Work to be completed: Say how many lines of these entries include the word "just", and answer with the number alone.

Working data:
__________________________________________________

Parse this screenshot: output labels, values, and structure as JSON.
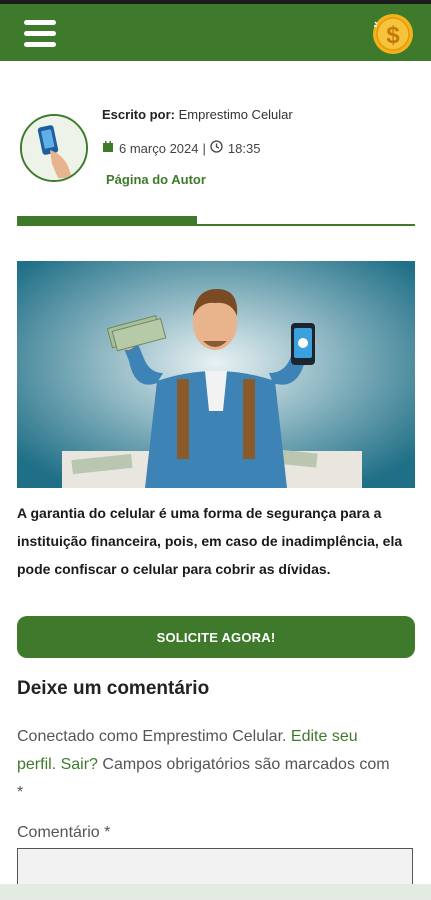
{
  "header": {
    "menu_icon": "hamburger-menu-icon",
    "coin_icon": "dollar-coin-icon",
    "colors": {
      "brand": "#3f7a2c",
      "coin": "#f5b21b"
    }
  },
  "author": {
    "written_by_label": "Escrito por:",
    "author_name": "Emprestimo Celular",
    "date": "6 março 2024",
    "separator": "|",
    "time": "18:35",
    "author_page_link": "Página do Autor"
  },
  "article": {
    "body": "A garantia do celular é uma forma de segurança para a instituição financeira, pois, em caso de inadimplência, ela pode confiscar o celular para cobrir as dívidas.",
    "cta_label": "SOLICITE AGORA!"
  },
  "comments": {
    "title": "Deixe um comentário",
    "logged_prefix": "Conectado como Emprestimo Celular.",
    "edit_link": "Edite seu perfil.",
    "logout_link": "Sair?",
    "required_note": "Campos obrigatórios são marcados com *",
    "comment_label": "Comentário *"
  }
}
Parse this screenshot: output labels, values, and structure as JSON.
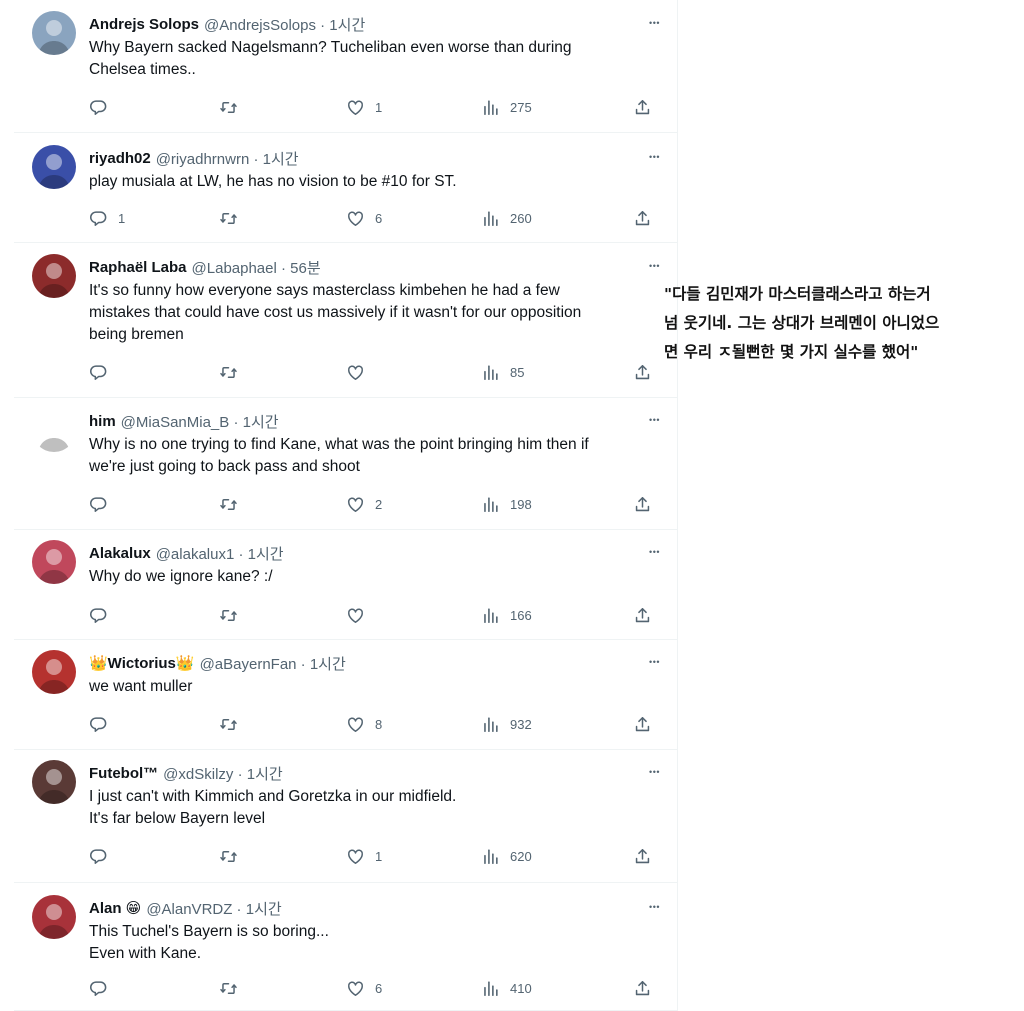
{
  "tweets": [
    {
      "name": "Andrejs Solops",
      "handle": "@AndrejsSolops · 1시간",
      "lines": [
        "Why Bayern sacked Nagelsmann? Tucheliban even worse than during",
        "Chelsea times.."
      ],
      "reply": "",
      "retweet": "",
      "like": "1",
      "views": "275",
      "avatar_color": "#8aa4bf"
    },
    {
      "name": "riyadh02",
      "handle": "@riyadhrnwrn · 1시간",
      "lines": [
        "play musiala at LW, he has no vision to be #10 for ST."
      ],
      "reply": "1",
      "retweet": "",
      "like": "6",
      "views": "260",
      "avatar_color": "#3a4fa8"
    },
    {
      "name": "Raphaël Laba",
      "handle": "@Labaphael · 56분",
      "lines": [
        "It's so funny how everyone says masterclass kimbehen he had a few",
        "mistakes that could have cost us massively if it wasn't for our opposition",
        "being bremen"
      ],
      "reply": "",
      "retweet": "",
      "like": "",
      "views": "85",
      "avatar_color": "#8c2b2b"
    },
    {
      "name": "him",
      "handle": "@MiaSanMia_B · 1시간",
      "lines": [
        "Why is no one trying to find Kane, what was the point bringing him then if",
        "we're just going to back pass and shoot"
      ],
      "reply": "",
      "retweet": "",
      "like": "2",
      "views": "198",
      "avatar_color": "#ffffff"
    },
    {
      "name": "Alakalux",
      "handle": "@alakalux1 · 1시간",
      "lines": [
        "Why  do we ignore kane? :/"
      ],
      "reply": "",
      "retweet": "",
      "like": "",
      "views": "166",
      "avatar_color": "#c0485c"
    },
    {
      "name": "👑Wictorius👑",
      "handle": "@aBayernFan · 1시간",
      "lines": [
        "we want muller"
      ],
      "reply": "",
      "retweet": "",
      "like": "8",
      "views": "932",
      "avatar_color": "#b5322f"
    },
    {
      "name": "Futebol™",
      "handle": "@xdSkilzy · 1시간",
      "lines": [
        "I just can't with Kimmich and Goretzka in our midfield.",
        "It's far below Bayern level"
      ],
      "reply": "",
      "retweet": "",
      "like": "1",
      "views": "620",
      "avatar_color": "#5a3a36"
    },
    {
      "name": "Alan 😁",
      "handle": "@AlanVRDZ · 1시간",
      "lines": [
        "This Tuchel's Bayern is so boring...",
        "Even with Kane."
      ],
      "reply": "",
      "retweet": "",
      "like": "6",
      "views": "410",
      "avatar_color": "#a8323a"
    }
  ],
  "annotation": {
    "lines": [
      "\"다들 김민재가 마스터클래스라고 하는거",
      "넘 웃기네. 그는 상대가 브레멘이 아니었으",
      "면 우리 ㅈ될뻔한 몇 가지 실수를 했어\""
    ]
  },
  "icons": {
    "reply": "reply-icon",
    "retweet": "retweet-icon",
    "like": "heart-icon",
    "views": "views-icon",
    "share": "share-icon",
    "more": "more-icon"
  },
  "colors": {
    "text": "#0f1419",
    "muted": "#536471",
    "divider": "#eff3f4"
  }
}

__________________________________________________

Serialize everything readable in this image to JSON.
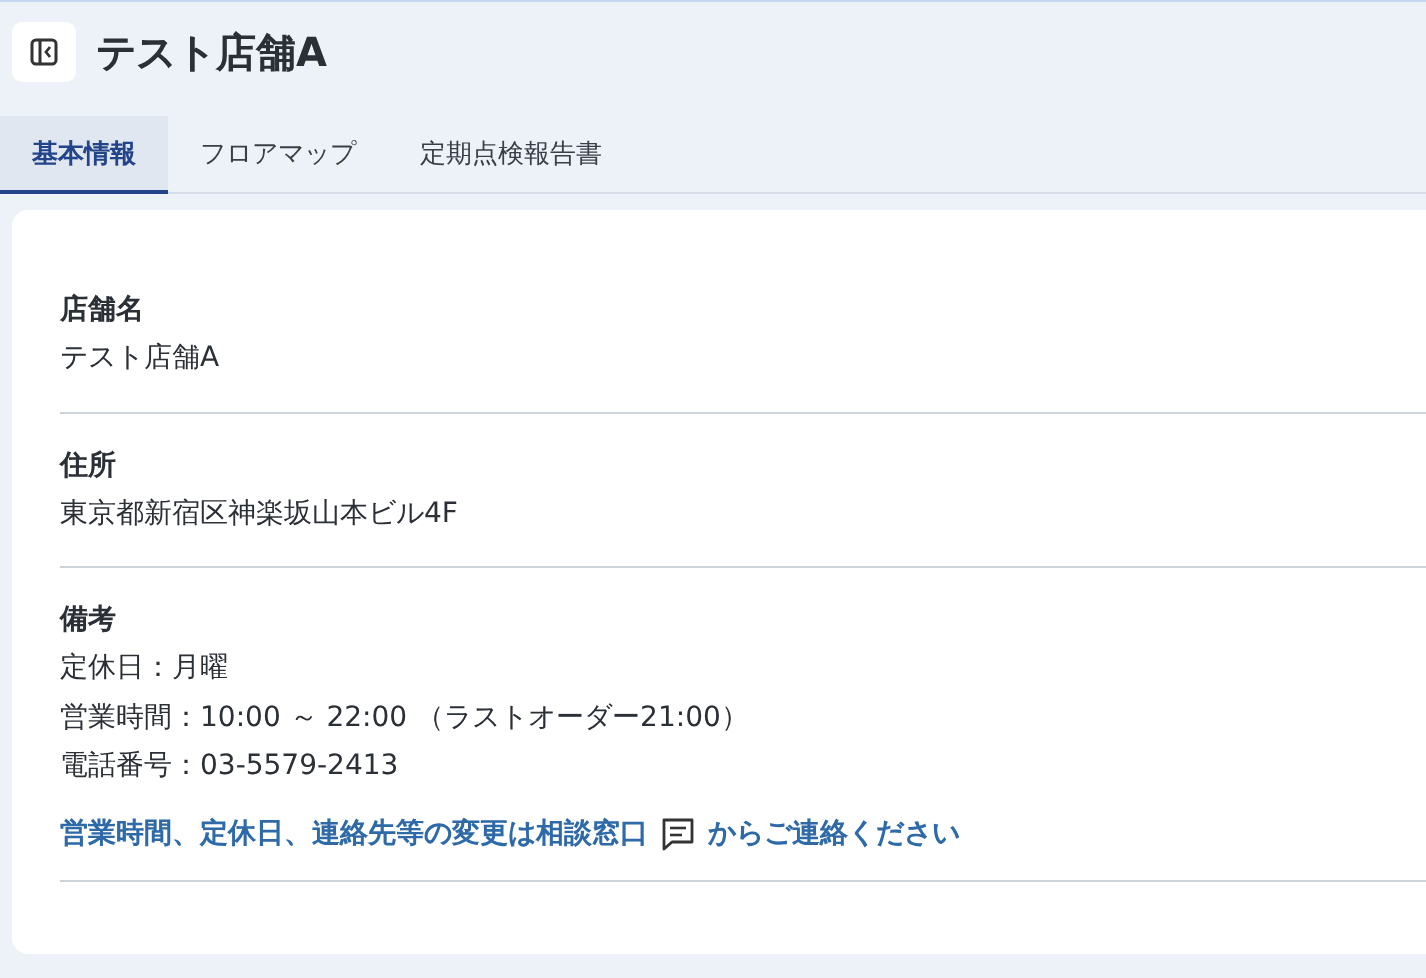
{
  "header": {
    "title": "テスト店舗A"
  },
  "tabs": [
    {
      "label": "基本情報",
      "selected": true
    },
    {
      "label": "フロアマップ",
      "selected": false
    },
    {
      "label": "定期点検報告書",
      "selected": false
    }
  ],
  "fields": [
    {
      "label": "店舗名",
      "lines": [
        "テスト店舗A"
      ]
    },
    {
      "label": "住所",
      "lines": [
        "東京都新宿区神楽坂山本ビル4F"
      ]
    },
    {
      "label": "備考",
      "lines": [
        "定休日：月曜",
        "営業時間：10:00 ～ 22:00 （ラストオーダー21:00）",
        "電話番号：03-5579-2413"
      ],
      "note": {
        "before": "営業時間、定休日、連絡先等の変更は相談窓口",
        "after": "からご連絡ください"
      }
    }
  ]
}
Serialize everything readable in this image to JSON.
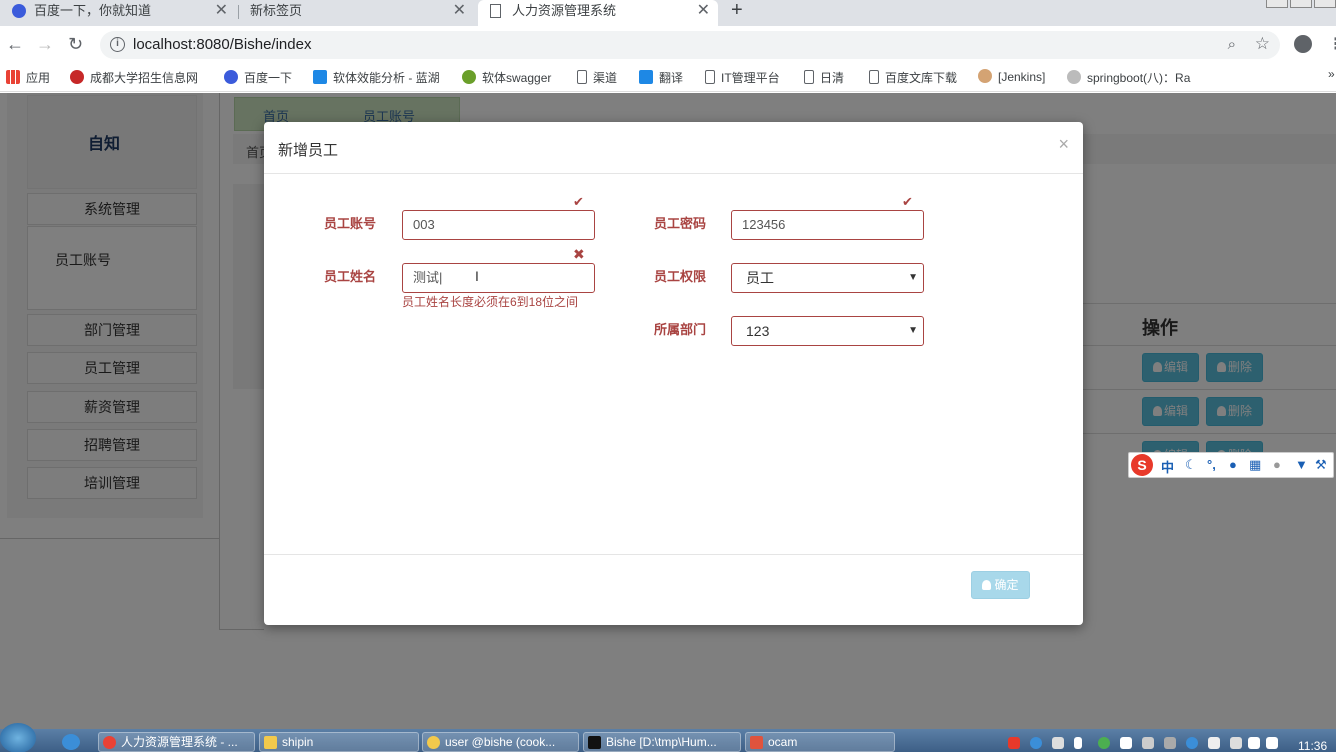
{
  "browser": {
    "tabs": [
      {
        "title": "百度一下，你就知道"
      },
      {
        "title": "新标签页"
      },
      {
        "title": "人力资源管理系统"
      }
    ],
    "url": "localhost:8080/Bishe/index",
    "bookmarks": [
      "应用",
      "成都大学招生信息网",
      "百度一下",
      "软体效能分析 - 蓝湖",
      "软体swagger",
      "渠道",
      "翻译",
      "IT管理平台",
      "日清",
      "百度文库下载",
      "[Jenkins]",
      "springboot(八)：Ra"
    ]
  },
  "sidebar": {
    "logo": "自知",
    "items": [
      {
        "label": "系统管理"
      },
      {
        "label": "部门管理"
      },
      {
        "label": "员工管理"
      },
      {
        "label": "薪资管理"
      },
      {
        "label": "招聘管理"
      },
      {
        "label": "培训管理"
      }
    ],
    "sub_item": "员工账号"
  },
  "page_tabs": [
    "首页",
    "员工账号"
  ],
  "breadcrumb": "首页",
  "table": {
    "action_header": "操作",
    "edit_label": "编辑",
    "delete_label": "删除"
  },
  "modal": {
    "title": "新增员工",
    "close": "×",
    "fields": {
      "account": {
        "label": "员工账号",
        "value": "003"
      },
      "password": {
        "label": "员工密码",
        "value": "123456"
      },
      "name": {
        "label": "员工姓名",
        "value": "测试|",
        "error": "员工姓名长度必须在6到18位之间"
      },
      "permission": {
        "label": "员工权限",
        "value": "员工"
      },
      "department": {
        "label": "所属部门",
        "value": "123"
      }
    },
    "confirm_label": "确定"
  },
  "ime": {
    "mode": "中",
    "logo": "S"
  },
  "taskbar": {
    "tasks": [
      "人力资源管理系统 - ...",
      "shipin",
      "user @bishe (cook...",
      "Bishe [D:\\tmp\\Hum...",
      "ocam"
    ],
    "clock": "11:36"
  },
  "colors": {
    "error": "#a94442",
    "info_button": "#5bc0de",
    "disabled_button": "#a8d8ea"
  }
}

__________________________________________________

Result of the task: 2